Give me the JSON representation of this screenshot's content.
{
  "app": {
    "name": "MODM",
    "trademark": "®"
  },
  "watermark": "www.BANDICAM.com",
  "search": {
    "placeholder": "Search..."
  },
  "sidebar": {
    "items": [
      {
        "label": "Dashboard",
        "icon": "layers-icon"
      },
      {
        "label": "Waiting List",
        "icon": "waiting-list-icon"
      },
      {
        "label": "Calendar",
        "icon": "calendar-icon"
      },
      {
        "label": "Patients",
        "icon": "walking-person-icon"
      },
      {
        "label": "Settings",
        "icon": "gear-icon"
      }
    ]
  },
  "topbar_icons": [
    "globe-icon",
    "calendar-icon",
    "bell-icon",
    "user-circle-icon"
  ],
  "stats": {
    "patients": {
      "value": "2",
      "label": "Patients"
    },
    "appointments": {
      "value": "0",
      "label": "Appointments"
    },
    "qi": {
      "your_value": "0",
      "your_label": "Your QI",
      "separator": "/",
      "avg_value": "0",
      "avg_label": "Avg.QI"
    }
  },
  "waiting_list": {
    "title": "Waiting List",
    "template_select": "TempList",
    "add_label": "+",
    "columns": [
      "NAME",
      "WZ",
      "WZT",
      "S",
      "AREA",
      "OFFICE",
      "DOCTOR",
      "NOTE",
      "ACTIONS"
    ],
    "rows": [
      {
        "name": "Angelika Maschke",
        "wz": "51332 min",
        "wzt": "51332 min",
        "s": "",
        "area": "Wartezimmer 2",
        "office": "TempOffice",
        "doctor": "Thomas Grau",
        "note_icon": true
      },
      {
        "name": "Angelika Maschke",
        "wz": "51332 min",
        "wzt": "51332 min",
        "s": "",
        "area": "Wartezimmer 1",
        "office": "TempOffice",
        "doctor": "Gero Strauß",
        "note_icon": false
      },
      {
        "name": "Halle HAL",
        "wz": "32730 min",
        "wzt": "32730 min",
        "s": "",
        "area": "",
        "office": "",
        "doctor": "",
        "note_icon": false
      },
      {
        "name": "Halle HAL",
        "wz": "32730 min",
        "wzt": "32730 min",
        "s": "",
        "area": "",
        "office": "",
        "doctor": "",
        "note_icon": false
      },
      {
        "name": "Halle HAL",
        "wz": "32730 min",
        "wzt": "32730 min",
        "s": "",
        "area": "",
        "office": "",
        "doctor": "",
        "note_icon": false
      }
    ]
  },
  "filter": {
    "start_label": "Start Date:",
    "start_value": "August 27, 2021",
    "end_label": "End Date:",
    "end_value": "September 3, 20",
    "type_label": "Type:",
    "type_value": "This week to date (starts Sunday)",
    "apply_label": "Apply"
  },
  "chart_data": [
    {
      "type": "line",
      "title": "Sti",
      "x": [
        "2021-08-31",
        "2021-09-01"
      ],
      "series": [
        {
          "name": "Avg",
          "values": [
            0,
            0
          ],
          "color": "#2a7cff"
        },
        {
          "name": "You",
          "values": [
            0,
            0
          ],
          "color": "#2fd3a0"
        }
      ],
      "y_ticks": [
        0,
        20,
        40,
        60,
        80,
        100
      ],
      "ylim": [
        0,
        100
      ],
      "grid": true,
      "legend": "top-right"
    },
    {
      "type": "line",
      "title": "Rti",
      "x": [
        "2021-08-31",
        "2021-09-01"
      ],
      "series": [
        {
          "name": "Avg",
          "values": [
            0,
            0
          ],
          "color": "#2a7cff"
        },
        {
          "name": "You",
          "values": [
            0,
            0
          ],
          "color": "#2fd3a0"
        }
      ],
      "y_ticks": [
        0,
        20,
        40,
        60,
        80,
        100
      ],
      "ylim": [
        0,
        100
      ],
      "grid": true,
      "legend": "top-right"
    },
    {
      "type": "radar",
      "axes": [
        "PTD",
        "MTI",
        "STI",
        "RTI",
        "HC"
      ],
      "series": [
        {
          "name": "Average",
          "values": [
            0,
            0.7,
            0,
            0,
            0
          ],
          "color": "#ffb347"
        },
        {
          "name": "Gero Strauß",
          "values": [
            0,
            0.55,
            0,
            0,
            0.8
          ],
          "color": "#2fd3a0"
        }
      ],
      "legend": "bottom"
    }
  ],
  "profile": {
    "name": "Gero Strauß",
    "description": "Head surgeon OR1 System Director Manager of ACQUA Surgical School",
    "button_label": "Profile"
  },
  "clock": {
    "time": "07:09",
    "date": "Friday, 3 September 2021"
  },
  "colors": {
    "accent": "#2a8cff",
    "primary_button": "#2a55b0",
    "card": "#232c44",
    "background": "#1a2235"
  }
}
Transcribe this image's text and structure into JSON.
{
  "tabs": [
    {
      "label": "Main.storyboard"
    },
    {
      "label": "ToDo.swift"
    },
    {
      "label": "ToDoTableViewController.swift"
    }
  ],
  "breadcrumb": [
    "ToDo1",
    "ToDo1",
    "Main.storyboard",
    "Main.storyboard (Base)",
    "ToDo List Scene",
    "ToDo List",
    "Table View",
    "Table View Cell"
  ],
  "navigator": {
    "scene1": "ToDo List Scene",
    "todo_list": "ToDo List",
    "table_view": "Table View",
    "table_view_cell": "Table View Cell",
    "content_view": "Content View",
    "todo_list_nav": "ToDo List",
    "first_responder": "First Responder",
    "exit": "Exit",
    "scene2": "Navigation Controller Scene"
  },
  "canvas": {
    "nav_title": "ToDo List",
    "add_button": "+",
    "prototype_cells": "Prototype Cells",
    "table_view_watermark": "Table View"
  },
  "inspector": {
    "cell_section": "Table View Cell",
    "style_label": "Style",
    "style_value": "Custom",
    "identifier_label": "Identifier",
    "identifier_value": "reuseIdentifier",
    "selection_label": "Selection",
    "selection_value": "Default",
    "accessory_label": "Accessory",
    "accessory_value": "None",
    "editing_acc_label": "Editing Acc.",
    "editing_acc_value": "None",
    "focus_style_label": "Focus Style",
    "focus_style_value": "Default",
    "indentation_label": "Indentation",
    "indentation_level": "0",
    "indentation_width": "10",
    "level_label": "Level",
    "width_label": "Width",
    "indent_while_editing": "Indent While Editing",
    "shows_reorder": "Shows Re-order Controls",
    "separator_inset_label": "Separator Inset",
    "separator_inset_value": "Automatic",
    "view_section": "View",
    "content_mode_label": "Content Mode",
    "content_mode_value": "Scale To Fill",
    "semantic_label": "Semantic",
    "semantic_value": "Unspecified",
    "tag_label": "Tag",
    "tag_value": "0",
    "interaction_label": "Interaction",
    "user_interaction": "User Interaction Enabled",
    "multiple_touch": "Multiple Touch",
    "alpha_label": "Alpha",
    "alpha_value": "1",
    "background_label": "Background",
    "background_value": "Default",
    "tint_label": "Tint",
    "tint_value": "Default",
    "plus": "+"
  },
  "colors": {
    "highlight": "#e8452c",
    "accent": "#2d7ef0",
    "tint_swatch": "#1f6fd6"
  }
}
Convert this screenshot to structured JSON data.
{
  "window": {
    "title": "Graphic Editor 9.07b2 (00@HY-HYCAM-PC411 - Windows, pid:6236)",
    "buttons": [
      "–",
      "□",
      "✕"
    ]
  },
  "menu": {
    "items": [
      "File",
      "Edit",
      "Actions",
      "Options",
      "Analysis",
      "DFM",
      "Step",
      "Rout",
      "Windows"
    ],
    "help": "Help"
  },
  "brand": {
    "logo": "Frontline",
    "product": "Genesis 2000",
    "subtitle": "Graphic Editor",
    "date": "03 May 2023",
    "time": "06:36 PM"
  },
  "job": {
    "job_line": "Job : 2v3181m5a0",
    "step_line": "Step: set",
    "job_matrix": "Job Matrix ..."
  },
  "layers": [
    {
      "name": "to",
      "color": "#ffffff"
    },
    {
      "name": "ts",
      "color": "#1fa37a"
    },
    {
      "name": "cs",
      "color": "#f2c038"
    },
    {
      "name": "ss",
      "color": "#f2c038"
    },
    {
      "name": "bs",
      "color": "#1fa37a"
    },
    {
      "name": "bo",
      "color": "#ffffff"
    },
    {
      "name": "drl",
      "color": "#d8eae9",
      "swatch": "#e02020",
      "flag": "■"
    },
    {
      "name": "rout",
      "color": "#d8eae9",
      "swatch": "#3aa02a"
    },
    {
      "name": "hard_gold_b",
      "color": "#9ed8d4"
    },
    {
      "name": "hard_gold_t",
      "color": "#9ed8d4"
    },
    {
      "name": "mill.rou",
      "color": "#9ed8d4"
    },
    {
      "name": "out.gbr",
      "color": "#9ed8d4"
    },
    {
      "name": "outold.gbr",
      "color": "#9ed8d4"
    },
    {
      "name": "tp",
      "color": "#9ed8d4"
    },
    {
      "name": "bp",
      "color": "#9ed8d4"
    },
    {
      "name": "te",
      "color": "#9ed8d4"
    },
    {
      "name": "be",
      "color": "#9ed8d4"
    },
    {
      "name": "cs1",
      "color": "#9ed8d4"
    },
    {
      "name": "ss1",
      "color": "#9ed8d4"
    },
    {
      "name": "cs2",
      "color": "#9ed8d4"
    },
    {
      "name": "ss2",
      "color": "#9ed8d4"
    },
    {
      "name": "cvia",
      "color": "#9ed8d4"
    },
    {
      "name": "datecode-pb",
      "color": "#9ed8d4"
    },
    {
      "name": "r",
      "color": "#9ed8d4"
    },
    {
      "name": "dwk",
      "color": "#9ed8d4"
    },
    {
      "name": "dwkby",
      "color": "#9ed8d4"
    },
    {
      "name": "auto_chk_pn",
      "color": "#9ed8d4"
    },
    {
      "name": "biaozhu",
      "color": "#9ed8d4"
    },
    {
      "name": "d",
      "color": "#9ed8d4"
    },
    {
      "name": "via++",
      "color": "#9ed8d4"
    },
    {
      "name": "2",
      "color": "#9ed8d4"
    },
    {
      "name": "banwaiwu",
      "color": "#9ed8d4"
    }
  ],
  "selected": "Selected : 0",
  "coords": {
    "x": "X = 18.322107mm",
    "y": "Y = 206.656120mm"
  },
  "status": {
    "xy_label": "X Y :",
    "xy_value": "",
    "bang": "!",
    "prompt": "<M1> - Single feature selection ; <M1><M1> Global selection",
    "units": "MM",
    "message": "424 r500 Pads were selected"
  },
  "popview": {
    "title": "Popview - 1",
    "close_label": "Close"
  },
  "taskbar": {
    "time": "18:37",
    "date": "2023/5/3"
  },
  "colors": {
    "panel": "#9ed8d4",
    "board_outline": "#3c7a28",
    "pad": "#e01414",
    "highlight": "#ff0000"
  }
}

● Brief:
Every line containing the string "Strauß" is required; copy each such line from the data.

● Result:
        "doctor": "Gero Strauß",
          "name": "Gero Strauß",
    "name": "Gero Strauß",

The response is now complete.